== Exercise ==
Set out every line of the listing below as a numbered list, skipping any blank lines.

— START OF Records to process —

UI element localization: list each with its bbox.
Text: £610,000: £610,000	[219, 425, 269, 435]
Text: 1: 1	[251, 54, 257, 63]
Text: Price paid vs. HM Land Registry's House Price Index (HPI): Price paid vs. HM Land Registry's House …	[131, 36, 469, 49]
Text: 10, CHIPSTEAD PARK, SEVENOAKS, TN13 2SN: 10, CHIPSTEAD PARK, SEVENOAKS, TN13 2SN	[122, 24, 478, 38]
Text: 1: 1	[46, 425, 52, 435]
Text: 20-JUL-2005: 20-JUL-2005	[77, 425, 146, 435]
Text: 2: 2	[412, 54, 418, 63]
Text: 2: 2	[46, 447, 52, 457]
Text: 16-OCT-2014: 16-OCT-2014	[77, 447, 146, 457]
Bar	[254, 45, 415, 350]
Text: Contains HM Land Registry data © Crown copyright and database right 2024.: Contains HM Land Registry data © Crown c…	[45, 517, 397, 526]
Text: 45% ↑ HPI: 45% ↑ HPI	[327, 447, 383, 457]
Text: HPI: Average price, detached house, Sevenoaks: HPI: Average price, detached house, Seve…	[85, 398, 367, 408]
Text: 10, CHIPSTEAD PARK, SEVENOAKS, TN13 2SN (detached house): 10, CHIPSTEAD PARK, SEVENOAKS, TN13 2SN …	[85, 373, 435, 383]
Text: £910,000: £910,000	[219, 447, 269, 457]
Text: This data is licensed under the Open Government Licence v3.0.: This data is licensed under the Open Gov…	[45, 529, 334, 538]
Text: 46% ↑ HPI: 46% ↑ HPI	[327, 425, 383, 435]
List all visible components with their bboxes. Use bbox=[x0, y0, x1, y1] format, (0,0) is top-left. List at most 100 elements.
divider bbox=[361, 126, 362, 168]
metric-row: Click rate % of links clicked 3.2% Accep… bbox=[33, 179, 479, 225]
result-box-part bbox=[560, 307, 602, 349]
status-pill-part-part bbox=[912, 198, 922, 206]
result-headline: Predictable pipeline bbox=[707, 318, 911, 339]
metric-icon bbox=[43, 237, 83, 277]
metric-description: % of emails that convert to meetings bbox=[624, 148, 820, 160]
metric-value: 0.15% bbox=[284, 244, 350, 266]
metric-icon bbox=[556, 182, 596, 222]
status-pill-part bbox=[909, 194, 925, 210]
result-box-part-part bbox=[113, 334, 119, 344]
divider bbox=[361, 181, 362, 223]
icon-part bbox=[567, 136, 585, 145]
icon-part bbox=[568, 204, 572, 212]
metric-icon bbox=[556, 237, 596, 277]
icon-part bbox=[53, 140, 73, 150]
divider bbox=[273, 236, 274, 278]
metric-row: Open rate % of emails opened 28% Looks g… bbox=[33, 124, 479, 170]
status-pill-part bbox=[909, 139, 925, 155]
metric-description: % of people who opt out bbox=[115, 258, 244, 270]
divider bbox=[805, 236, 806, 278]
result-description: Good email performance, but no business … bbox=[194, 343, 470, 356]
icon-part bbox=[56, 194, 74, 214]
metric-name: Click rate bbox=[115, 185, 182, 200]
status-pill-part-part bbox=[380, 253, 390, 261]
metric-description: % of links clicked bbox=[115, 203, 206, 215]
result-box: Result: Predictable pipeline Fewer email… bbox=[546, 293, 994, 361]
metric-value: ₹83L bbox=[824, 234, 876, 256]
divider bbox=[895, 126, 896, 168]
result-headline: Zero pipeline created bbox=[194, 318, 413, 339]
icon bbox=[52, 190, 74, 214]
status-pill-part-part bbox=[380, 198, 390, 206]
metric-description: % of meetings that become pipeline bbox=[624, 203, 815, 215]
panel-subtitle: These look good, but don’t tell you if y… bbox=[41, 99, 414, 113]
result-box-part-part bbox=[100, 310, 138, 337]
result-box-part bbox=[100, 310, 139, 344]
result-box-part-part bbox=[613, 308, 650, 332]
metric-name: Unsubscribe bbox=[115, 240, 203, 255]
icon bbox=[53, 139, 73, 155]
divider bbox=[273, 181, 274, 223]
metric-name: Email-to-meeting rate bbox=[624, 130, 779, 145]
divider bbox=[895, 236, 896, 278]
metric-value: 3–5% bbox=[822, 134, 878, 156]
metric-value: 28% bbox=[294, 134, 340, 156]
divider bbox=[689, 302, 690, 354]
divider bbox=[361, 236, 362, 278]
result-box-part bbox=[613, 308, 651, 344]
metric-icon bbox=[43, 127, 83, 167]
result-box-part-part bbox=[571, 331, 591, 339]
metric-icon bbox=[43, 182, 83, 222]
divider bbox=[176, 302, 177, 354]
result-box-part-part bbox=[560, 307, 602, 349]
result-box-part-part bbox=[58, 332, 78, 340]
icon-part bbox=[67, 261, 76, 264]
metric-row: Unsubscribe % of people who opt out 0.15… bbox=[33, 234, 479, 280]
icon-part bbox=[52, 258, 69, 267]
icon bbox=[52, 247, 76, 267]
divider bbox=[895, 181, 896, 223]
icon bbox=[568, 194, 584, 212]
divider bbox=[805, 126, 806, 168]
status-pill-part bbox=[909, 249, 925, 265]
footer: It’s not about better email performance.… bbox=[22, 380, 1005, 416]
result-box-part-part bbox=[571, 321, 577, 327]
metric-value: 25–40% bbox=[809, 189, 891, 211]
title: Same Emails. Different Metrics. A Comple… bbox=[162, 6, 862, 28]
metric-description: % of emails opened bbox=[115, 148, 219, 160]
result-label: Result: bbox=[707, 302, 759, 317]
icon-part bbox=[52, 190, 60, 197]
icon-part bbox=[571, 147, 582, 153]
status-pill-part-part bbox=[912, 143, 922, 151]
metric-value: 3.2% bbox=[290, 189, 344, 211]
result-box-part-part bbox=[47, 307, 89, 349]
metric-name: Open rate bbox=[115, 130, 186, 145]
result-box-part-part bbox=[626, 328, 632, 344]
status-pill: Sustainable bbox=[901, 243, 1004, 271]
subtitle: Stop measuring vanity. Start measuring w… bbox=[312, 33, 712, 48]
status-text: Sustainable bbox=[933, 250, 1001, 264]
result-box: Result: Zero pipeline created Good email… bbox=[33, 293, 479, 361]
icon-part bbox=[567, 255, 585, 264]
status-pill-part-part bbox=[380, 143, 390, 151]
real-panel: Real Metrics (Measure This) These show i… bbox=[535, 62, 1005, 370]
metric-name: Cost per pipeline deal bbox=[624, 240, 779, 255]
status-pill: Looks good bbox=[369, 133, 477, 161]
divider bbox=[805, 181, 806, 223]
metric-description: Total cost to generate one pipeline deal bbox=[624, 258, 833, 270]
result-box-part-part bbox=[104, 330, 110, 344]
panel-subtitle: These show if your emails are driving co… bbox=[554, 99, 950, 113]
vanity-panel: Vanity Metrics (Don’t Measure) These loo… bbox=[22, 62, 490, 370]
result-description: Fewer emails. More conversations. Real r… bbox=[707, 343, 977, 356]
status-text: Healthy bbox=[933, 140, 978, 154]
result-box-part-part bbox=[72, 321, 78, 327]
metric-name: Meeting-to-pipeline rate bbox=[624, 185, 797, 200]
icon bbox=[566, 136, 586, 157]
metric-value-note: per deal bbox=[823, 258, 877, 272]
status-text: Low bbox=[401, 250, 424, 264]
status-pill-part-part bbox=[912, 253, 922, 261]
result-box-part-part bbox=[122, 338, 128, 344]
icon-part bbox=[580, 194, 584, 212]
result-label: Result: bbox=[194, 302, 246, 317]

— END OF Records to process —

== Written solution ==
1. UI element localization: list each with its bbox.
2. Text: £610,000: £610,000	[219, 425, 269, 435]
3. Text: 1: 1	[251, 54, 257, 63]
4. Text: Price paid vs. HM Land Registry's House Price Index (HPI): Price paid vs. HM Land Registry's House …	[131, 36, 469, 49]
5. Text: 10, CHIPSTEAD PARK, SEVENOAKS, TN13 2SN: 10, CHIPSTEAD PARK, SEVENOAKS, TN13 2SN	[122, 24, 478, 38]
6. Text: 1: 1	[46, 425, 52, 435]
7. Text: 20-JUL-2005: 20-JUL-2005	[77, 425, 146, 435]
8. Text: 2: 2	[412, 54, 418, 63]
9. Text: 2: 2	[46, 447, 52, 457]
10. Text: 16-OCT-2014: 16-OCT-2014	[77, 447, 146, 457]
11. Bar	[254, 45, 415, 350]
12. Text: Contains HM Land Registry data © Crown copyright and database right 2024.: Contains HM Land Registry data © Crown c…	[45, 517, 397, 526]
13. Text: 45% ↑ HPI: 45% ↑ HPI	[327, 447, 383, 457]
14. Text: HPI: Average price, detached house, Sevenoaks: HPI: Average price, detached house, Seve…	[85, 398, 367, 408]
15. Text: 10, CHIPSTEAD PARK, SEVENOAKS, TN13 2SN (detached house): 10, CHIPSTEAD PARK, SEVENOAKS, TN13 2SN …	[85, 373, 435, 383]
16. Text: £910,000: £910,000	[219, 447, 269, 457]
17. Text: This data is licensed under the Open Government Licence v3.0.: This data is licensed under the Open Gov…	[45, 529, 334, 538]
18. Text: 46% ↑ HPI: 46% ↑ HPI	[327, 425, 383, 435]
19. List all visible components with their bboxes. Use bbox=[x0, y0, x1, y1] format, (0,0) is top-left. List at most 100 elements.
20. divider bbox=[361, 126, 362, 168]
21. metric-row: Click rate % of links clicked 3.2% Accep… bbox=[33, 179, 479, 225]
22. result-box-part bbox=[560, 307, 602, 349]
23. status-pill-part-part bbox=[912, 198, 922, 206]
24. result-headline: Predictable pipeline bbox=[707, 318, 911, 339]
25. metric-icon bbox=[43, 237, 83, 277]
26. metric-description: % of emails that convert to meetings bbox=[624, 148, 820, 160]
27. metric-value: 0.15% bbox=[284, 244, 350, 266]
28. metric-icon bbox=[556, 182, 596, 222]
29. status-pill-part bbox=[909, 194, 925, 210]
30. result-box-part-part bbox=[113, 334, 119, 344]
31. divider bbox=[361, 181, 362, 223]
32. icon-part bbox=[567, 136, 585, 145]
33. icon-part bbox=[568, 204, 572, 212]
34. metric-icon bbox=[556, 237, 596, 277]
35. icon-part bbox=[53, 140, 73, 150]
36. divider bbox=[273, 236, 274, 278]
37. metric-row: Open rate % of emails opened 28% Looks g… bbox=[33, 124, 479, 170]
38. status-pill-part bbox=[909, 139, 925, 155]
39. metric-description: % of people who opt out bbox=[115, 258, 244, 270]
40. divider bbox=[805, 236, 806, 278]
41. result-description: Good email performance, but no business … bbox=[194, 343, 470, 356]
42. icon-part bbox=[56, 194, 74, 214]
43. metric-name: Click rate bbox=[115, 185, 182, 200]
44. status-pill-part-part bbox=[380, 253, 390, 261]
45. metric-description: % of links clicked bbox=[115, 203, 206, 215]
46. result-box: Result: Predictable pipeline Fewer email… bbox=[546, 293, 994, 361]
47. metric-value: ₹83L bbox=[824, 234, 876, 256]
48. divider bbox=[895, 126, 896, 168]
49. result-headline: Zero pipeline created bbox=[194, 318, 413, 339]
50. icon bbox=[52, 190, 74, 214]
51. status-pill-part-part bbox=[380, 198, 390, 206]
52. metric-description: % of meetings that become pipeline bbox=[624, 203, 815, 215]
53. panel-subtitle: These look good, but don’t tell you if y… bbox=[41, 99, 414, 113]
54. result-box-part-part bbox=[100, 310, 138, 337]
55. result-box-part bbox=[100, 310, 139, 344]
56. result-box-part-part bbox=[613, 308, 650, 332]
57. metric-name: Unsubscribe bbox=[115, 240, 203, 255]
58. icon bbox=[53, 139, 73, 155]
59. divider bbox=[273, 181, 274, 223]
60. metric-name: Email-to-meeting rate bbox=[624, 130, 779, 145]
61. divider bbox=[895, 236, 896, 278]
62. metric-value: 3–5% bbox=[822, 134, 878, 156]
63. metric-value: 28% bbox=[294, 134, 340, 156]
64. divider bbox=[689, 302, 690, 354]
65. divider bbox=[361, 236, 362, 278]
66. result-box-part bbox=[613, 308, 651, 344]
67. metric-icon bbox=[43, 127, 83, 167]
68. result-box-part-part bbox=[571, 331, 591, 339]
69. metric-icon bbox=[43, 182, 83, 222]
70. divider bbox=[176, 302, 177, 354]
71. result-box-part-part bbox=[560, 307, 602, 349]
72. result-box-part-part bbox=[58, 332, 78, 340]
73. icon-part bbox=[67, 261, 76, 264]
74. metric-row: Unsubscribe % of people who opt out 0.15… bbox=[33, 234, 479, 280]
75. icon-part bbox=[52, 258, 69, 267]
76. icon bbox=[52, 247, 76, 267]
77. divider bbox=[895, 181, 896, 223]
78. icon bbox=[568, 194, 584, 212]
79. divider bbox=[805, 126, 806, 168]
80. status-pill-part bbox=[909, 249, 925, 265]
81. footer: It’s not about better email performance.… bbox=[22, 380, 1005, 416]
82. result-box-part-part bbox=[571, 321, 577, 327]
83. metric-value: 25–40% bbox=[809, 189, 891, 211]
84. title: Same Emails. Different Metrics. A Comple… bbox=[162, 6, 862, 28]
85. metric-description: % of emails opened bbox=[115, 148, 219, 160]
86. result-label: Result: bbox=[707, 302, 759, 317]
87. icon-part bbox=[52, 190, 60, 197]
88. icon-part bbox=[571, 147, 582, 153]
89. status-pill-part-part bbox=[912, 143, 922, 151]
90. metric-value: 3.2% bbox=[290, 189, 344, 211]
91. result-box-part-part bbox=[47, 307, 89, 349]
92. metric-name: Open rate bbox=[115, 130, 186, 145]
93. result-box-part-part bbox=[626, 328, 632, 344]
94. status-pill: Sustainable bbox=[901, 243, 1004, 271]
95. subtitle: Stop measuring vanity. Start measuring w… bbox=[312, 33, 712, 48]
96. status-text: Sustainable bbox=[933, 250, 1001, 264]
97. result-box: Result: Zero pipeline created Good email… bbox=[33, 293, 479, 361]
98. icon-part bbox=[567, 255, 585, 264]
99. status-pill-part-part bbox=[380, 143, 390, 151]
100. real-panel: Real Metrics (Measure This) These show i… bbox=[535, 62, 1005, 370]
101. metric-name: Cost per pipeline deal bbox=[624, 240, 779, 255]
102. status-pill: Looks good bbox=[369, 133, 477, 161]
103. divider bbox=[805, 181, 806, 223]
104. metric-description: Total cost to generate one pipeline deal bbox=[624, 258, 833, 270]
105. result-box-part-part bbox=[104, 330, 110, 344]
106. panel-subtitle: These show if your emails are driving co… bbox=[554, 99, 950, 113]
107. vanity-panel: Vanity Metrics (Don’t Measure) These loo… bbox=[22, 62, 490, 370]
108. result-description: Fewer emails. More conversations. Real r… bbox=[707, 343, 977, 356]
109. status-text: Healthy bbox=[933, 140, 978, 154]
110. result-box-part-part bbox=[72, 321, 78, 327]
111. metric-name: Meeting-to-pipeline rate bbox=[624, 185, 797, 200]
112. icon bbox=[566, 136, 586, 157]
113. metric-value-note: per deal bbox=[823, 258, 877, 272]
114. status-text: Low bbox=[401, 250, 424, 264]
115. status-pill-part-part bbox=[912, 253, 922, 261]
116. result-box-part-part bbox=[122, 338, 128, 344]
117. icon-part bbox=[580, 194, 584, 212]
118. result-label: Result: bbox=[194, 302, 246, 317]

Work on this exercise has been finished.